Dataset listings of figures:
◇ ◇ ◇ ◇
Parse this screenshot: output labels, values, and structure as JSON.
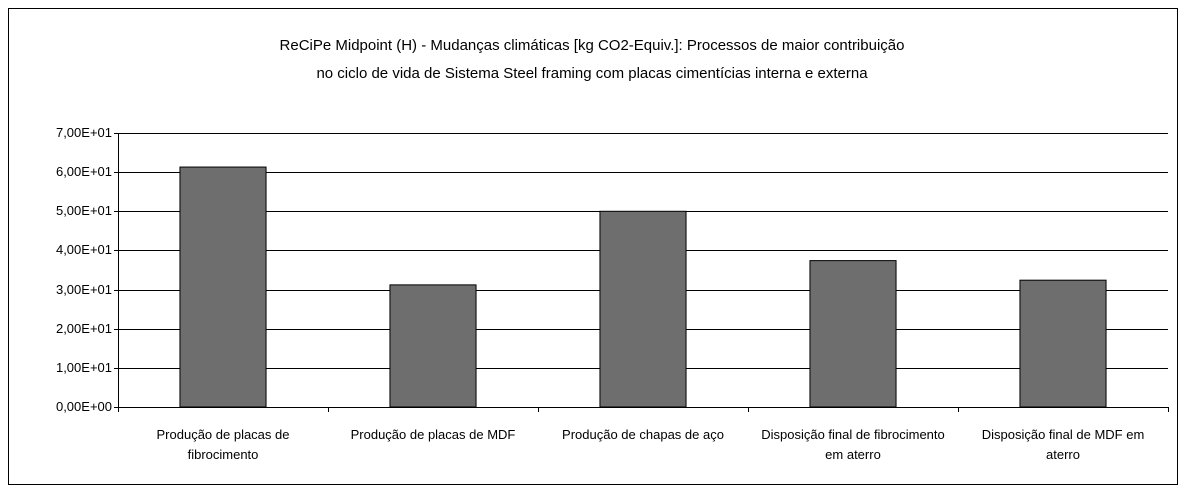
{
  "chart_data": {
    "type": "bar",
    "title": [
      "ReCiPe Midpoint (H) - Mudanças climáticas [kg CO2-Equiv.]:  Processos de maior contribuição",
      "no ciclo de vida de Sistema Steel framing com placas cimentícias interna e externa"
    ],
    "categories": [
      "Produção de placas de fibrocimento",
      "Produção de placas de MDF",
      "Produção de chapas de aço",
      "Disposição final de fibrocimento em aterro",
      "Disposição final de MDF em aterro"
    ],
    "values": [
      61.3,
      31.2,
      50.0,
      37.4,
      32.4
    ],
    "color": "#6e6e6e",
    "ylim": [
      0,
      70
    ],
    "yticks": [
      {
        "value": 0,
        "label": "0,00E+00"
      },
      {
        "value": 10,
        "label": "1,00E+01"
      },
      {
        "value": 20,
        "label": "2,00E+01"
      },
      {
        "value": 30,
        "label": "3,00E+01"
      },
      {
        "value": 40,
        "label": "4,00E+01"
      },
      {
        "value": 50,
        "label": "5,00E+01"
      },
      {
        "value": 60,
        "label": "6,00E+01"
      },
      {
        "value": 70,
        "label": "7,00E+01"
      }
    ],
    "grid": true
  }
}
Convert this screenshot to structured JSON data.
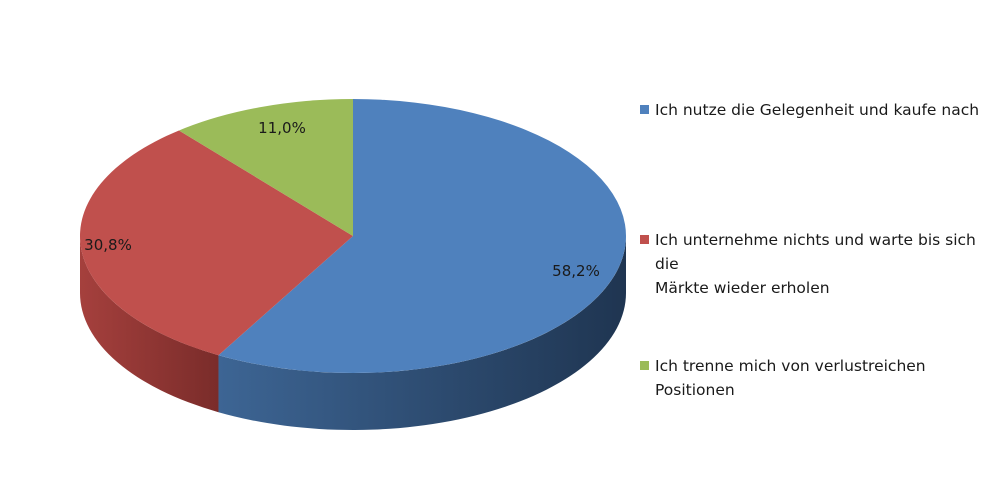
{
  "chart_data": {
    "type": "pie",
    "title": "",
    "series": [
      {
        "values": [
          58.2,
          30.8,
          11.0
        ],
        "data_labels": [
          "58,2%",
          "30,8%",
          "11,0%"
        ]
      }
    ],
    "categories": [
      "Ich nutze die Gelegenheit und kaufe nach",
      "Ich unternehme nichts und warte bis sich die Märkte wieder erholen",
      "Ich trenne mich von verlustreichen Positionen"
    ],
    "colors": [
      "#4f81bd",
      "#c0504d",
      "#9bbb59"
    ],
    "side_colors": [
      "#2c4a6e",
      "#8e3533",
      "#6c8a3a"
    ],
    "legend_position": "right",
    "style": "3d"
  },
  "legend": {
    "items": [
      {
        "lines": [
          "Ich nutze die Gelegenheit und kaufe nach"
        ],
        "color": "#4f81bd"
      },
      {
        "lines": [
          "Ich unternehme nichts und warte bis sich die",
          "Märkte wieder erholen"
        ],
        "color": "#c0504d"
      },
      {
        "lines": [
          "Ich trenne mich von verlustreichen",
          "Positionen"
        ],
        "color": "#9bbb59"
      }
    ]
  }
}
◇ ◇ ◇ ◇
§ Given exercise: Give every line back word for word and leave the pictures out.

§ Output for this task:
Parse this screenshot: output labels, values, and structure as JSON.
{
  "chart_data": {
    "type": "bar",
    "title": [
      "ReCiPe Midpoint (H) - Mudanças climáticas [kg CO2-Equiv.]:  Processos de maior contribuição",
      "no ciclo de vida de Sistema Steel framing com placas cimentícias interna e externa"
    ],
    "categories": [
      "Produção de placas de fibrocimento",
      "Produção de placas de MDF",
      "Produção de chapas de aço",
      "Disposição final de fibrocimento em aterro",
      "Disposição final de MDF em aterro"
    ],
    "values": [
      61.3,
      31.2,
      50.0,
      37.4,
      32.4
    ],
    "color": "#6e6e6e",
    "ylim": [
      0,
      70
    ],
    "yticks": [
      {
        "value": 0,
        "label": "0,00E+00"
      },
      {
        "value": 10,
        "label": "1,00E+01"
      },
      {
        "value": 20,
        "label": "2,00E+01"
      },
      {
        "value": 30,
        "label": "3,00E+01"
      },
      {
        "value": 40,
        "label": "4,00E+01"
      },
      {
        "value": 50,
        "label": "5,00E+01"
      },
      {
        "value": 60,
        "label": "6,00E+01"
      },
      {
        "value": 70,
        "label": "7,00E+01"
      }
    ],
    "grid": true
  }
}
Convert this screenshot to structured JSON data.
{
  "chart_data": {
    "type": "pie",
    "title": "",
    "series": [
      {
        "values": [
          58.2,
          30.8,
          11.0
        ],
        "data_labels": [
          "58,2%",
          "30,8%",
          "11,0%"
        ]
      }
    ],
    "categories": [
      "Ich nutze die Gelegenheit und kaufe nach",
      "Ich unternehme nichts und warte bis sich die Märkte wieder erholen",
      "Ich trenne mich von verlustreichen Positionen"
    ],
    "colors": [
      "#4f81bd",
      "#c0504d",
      "#9bbb59"
    ],
    "side_colors": [
      "#2c4a6e",
      "#8e3533",
      "#6c8a3a"
    ],
    "legend_position": "right",
    "style": "3d"
  },
  "legend": {
    "items": [
      {
        "lines": [
          "Ich nutze die Gelegenheit und kaufe nach"
        ],
        "color": "#4f81bd"
      },
      {
        "lines": [
          "Ich unternehme nichts und warte bis sich die",
          "Märkte wieder erholen"
        ],
        "color": "#c0504d"
      },
      {
        "lines": [
          "Ich trenne mich von verlustreichen",
          "Positionen"
        ],
        "color": "#9bbb59"
      }
    ]
  }
}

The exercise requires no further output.